Data listing:
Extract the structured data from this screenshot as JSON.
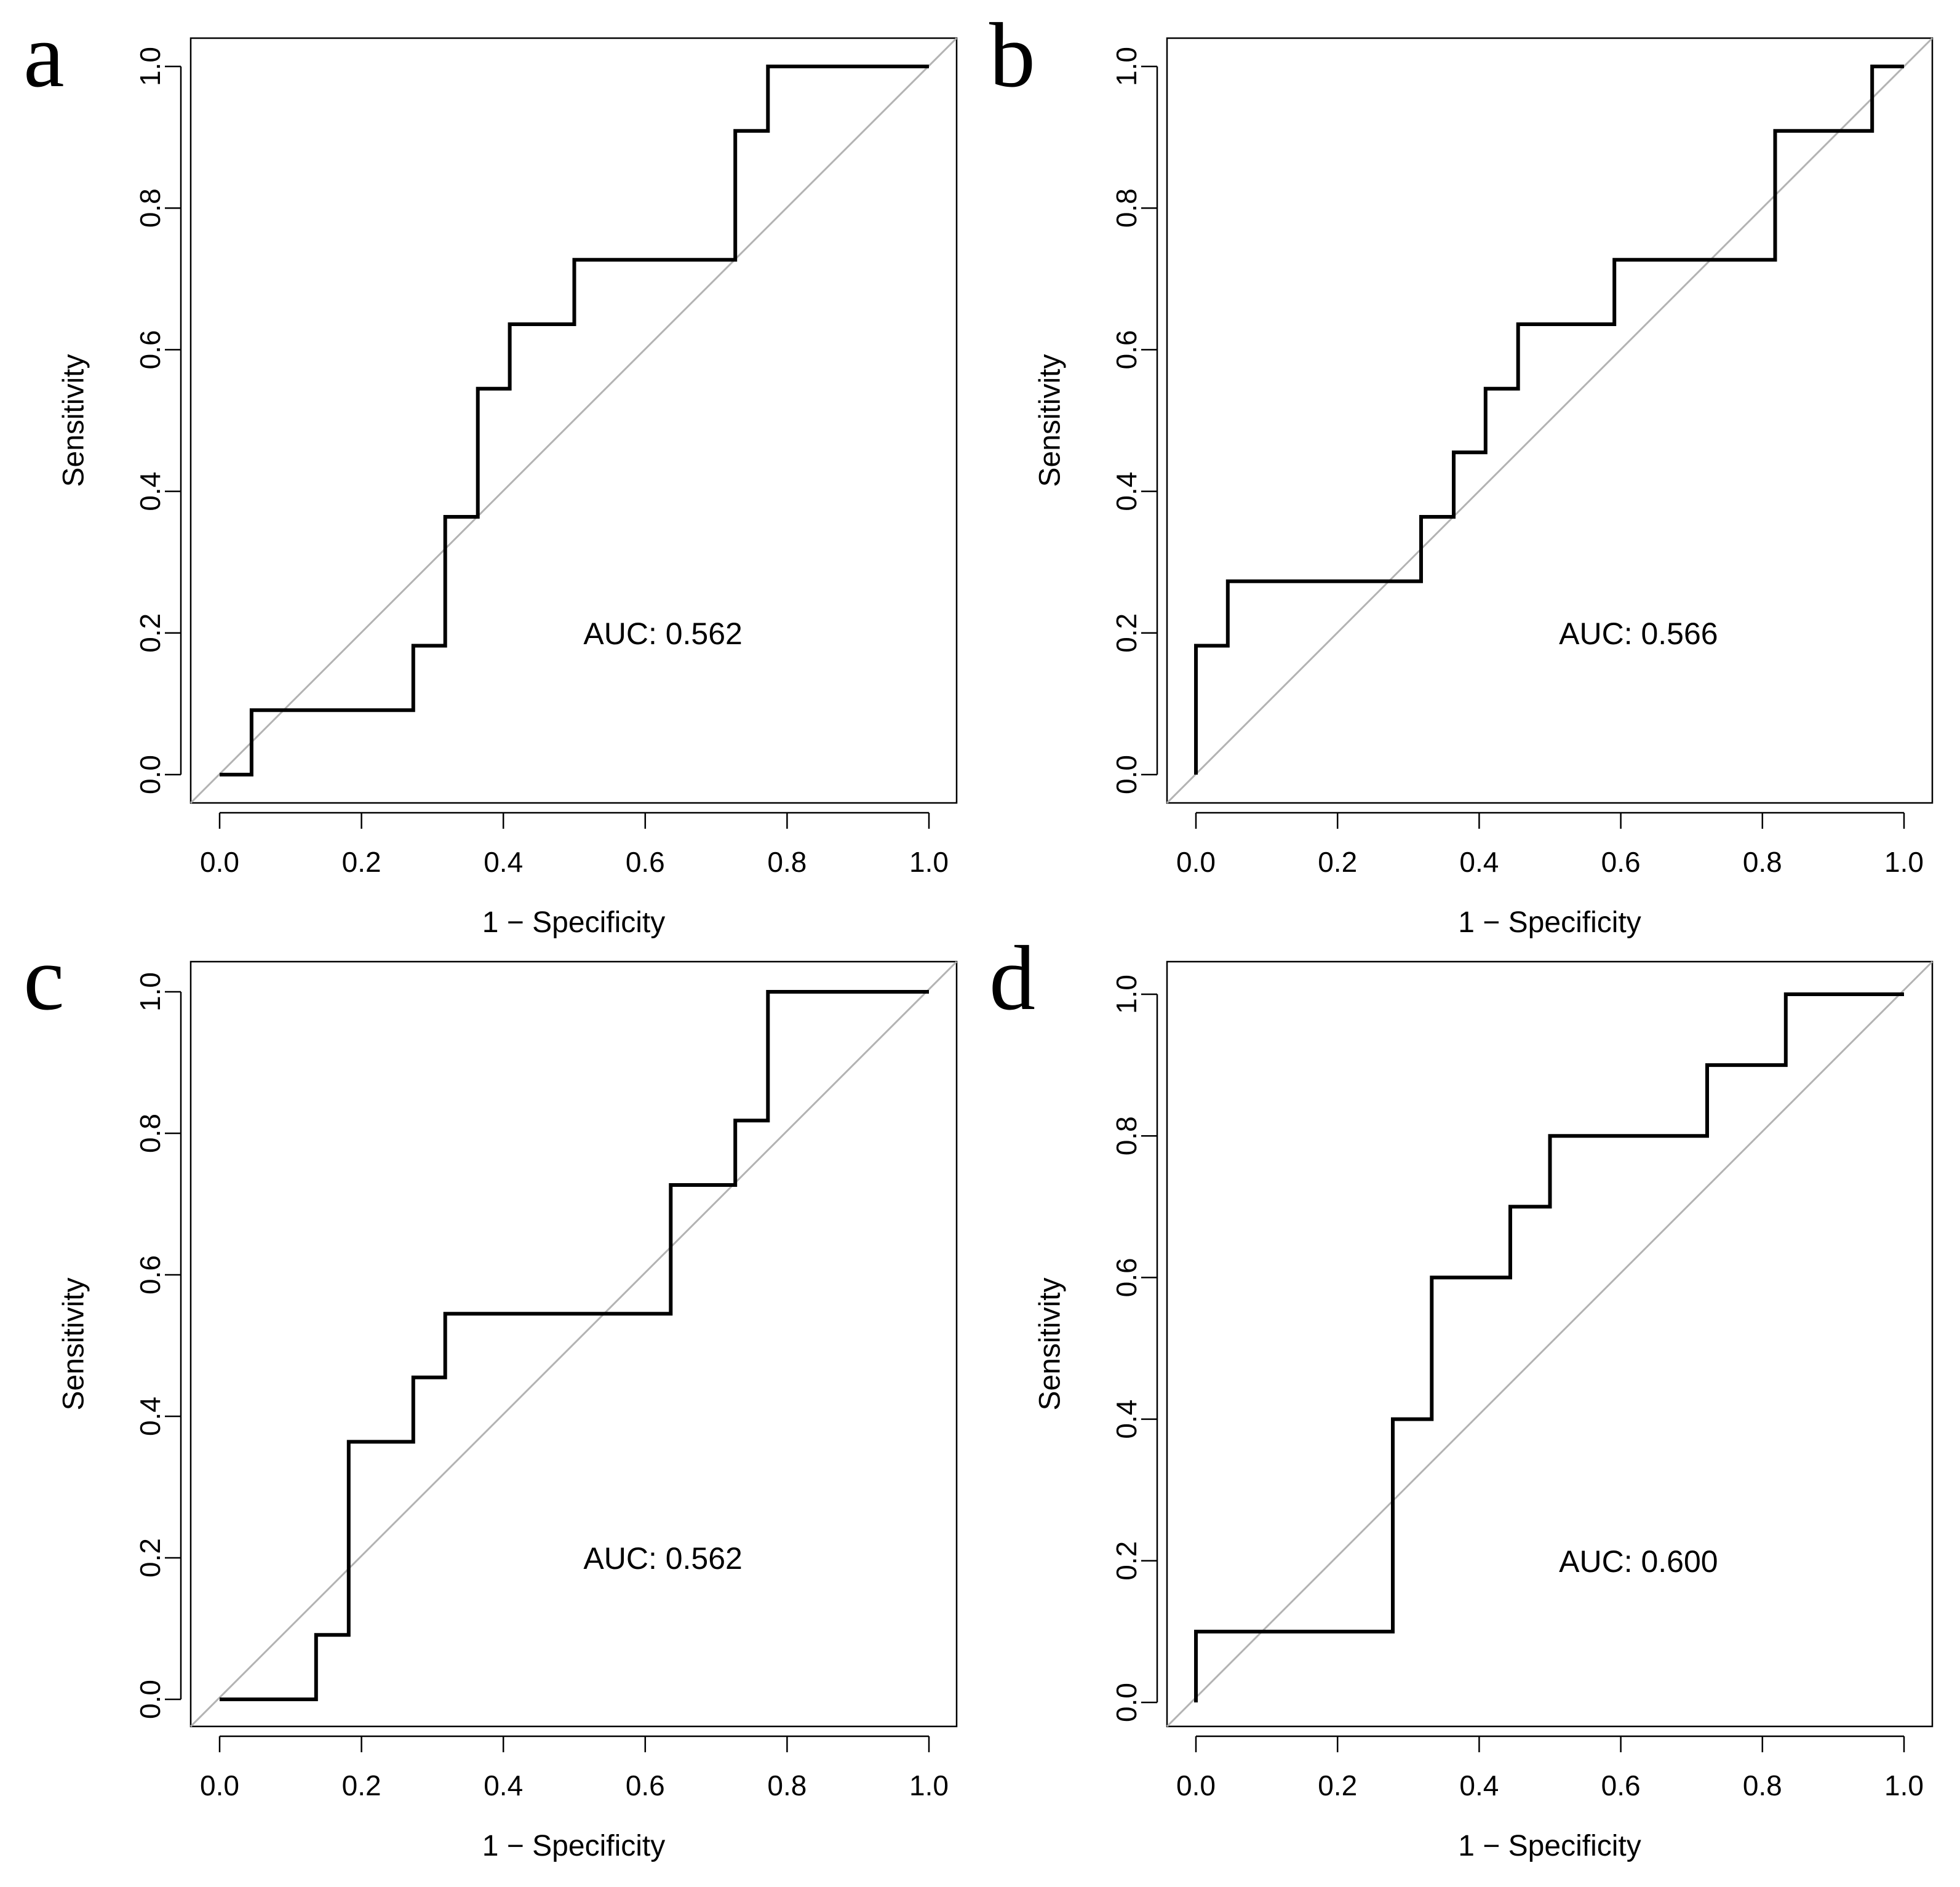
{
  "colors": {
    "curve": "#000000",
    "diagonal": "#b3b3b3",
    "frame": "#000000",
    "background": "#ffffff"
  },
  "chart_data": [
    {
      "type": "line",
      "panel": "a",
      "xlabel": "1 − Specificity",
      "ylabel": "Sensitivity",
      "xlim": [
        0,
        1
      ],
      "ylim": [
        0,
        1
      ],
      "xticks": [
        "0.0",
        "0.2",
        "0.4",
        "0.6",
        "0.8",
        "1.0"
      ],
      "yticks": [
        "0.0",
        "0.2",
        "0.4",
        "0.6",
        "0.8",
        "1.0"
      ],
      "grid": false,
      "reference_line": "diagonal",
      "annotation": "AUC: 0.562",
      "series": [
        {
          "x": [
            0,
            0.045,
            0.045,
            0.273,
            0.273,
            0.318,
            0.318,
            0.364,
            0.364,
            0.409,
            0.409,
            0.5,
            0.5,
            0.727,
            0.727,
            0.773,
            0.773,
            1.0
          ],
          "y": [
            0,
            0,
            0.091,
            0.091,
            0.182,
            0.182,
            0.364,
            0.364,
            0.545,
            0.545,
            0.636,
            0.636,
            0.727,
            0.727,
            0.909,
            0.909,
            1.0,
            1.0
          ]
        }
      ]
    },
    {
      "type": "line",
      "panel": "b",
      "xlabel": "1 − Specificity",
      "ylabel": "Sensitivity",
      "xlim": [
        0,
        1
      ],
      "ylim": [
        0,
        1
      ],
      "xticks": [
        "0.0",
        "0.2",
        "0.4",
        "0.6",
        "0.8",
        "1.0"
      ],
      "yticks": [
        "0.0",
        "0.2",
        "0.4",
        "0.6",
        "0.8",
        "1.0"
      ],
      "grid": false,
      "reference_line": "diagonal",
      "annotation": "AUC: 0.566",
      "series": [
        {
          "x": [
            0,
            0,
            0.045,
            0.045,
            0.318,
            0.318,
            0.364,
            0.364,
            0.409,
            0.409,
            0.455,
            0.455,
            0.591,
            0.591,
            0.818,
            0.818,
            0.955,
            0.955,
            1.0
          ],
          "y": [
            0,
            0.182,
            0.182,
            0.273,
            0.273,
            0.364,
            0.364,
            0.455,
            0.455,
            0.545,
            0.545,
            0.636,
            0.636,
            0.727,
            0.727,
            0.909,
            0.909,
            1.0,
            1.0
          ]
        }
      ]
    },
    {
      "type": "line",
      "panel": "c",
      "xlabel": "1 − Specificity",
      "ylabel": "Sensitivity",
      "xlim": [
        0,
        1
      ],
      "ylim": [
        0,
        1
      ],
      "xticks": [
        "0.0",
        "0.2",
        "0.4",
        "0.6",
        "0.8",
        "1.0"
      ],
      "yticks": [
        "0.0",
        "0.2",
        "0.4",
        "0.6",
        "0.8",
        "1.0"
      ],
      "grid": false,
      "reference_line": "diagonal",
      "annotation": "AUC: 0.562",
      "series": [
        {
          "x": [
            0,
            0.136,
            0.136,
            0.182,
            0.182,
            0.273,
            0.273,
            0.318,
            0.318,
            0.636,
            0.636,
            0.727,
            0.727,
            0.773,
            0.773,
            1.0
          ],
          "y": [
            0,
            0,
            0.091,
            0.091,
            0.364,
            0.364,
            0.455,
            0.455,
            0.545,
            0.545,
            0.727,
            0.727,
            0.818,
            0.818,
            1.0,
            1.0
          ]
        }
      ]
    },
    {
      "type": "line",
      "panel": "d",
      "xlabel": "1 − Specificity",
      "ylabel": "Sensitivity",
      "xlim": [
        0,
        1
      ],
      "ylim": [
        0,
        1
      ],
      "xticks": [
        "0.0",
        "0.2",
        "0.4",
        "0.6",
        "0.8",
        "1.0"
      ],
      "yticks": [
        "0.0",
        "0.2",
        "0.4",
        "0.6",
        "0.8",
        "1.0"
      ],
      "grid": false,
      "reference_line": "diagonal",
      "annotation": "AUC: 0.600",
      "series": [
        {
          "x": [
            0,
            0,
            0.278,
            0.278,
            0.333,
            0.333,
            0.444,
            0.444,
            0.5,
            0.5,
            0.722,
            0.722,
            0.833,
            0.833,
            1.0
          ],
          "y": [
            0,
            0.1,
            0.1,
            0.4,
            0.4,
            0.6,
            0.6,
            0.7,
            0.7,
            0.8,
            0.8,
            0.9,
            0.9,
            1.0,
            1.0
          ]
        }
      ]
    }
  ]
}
---
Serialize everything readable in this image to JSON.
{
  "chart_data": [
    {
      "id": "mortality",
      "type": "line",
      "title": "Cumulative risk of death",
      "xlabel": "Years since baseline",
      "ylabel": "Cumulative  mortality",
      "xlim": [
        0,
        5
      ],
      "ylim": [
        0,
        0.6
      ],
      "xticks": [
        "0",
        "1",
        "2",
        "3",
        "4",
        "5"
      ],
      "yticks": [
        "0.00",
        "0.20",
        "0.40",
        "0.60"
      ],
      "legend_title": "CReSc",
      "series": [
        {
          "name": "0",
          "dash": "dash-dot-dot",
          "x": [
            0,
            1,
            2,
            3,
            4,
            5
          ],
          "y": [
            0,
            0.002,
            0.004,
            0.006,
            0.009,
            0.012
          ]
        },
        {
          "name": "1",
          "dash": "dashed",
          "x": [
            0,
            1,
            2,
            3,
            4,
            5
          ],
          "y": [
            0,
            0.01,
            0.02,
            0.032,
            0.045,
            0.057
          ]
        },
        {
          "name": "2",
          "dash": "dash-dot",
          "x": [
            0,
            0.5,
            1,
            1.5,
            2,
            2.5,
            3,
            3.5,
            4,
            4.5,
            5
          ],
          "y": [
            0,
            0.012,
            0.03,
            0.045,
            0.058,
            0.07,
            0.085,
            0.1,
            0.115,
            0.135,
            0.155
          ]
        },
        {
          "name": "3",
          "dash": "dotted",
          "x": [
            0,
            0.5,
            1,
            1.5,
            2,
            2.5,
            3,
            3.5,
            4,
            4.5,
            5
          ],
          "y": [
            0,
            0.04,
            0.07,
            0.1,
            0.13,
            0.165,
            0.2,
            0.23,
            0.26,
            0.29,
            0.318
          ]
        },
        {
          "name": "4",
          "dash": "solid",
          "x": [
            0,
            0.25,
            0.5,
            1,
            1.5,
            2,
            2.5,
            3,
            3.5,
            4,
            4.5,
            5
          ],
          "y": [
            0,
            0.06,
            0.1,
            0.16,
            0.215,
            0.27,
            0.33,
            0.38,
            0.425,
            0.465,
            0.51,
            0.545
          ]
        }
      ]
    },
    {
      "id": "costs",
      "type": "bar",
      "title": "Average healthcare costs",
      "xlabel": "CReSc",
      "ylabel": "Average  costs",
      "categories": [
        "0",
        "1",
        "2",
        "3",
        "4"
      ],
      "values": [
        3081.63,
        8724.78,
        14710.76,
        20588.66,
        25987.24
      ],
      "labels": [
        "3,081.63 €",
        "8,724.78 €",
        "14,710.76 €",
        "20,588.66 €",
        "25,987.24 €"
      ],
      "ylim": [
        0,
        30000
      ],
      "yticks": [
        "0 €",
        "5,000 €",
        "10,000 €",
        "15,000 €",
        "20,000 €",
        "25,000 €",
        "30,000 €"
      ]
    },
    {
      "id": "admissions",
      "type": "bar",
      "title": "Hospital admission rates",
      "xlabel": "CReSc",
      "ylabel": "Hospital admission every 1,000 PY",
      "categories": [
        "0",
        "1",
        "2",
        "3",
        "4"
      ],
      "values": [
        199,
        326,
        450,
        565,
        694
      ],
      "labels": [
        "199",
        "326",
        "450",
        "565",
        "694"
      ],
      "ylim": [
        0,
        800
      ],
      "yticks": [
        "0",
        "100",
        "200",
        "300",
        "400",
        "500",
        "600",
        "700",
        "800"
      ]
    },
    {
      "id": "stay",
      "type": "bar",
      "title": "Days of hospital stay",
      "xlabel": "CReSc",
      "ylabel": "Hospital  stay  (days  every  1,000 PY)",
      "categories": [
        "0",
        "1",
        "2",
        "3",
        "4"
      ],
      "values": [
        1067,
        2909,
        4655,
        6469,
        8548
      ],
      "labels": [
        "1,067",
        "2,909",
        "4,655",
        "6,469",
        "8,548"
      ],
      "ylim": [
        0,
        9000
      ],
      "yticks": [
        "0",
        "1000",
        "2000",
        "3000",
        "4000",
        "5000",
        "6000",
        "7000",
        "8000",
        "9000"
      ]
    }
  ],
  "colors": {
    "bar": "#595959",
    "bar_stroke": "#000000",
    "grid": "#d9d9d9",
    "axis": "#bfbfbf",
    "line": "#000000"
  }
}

What you should do:
Go through the entries and return each line where the word "Average" appears.

Result of the task:
      "title": "Average healthcare costs",
      "ylabel": "Average  costs",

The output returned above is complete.